WHAT YOU SHOULD DO:
Reproduce the stretch from "The first point" through "a few points." in the brewing discussion about speise and dextrose priming, keeping every word and mark intact.

PASSAGE TO READ:
>>>
The first point is talking about speise. If you have 23L of 1050 wort and add 2L of 1050 wort does the final alcohol % of the beer change? What happens if you have 23L of 1050 wort and add 300mL of concentrated dextrose solution, does the alcohol % change? So for using speise I would argue the alcohol % doesn't change. And yes I appreciate that when it's forming a krausen it would have dropped a few points.

The second point is talking about using dextrose in the traditional bulk priming method, but waiting a few hours (2-4) allows some mixing and the yeast to start chewing on the dextrose. For wheat beer carbonation levels I'm not sure that the attenuation over the first 2-4 hrs will be appreciable vs the 100+hrs of fermenting the rest of the way in the bottle.


----------



## MHB (11/8/17)

Fair enough, it was more the relationship between it being hoped made it faster and fresher.
To a large extent Sugar is Sugar is Sugar and late in the ferment it shouldn't make much if any difference to the flavour/freshness of the beer.
<<<
DATASET SECTION:
>>>
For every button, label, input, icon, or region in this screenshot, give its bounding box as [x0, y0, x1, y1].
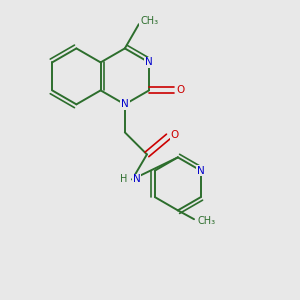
<<<
SOLUTION TO THE EXERCISE:
The first point is talking about speise. If you have 23L of 1050 wort and add 2L of 1050 wort does the final alcohol % of the beer change? What happens if you have 23L of 1050 wort and add 300mL of concentrated dextrose solution, does the alcohol % change? So for using speise I would argue the alcohol % doesn't change. And yes I appreciate that when it's forming a krausen it would have dropped a few points.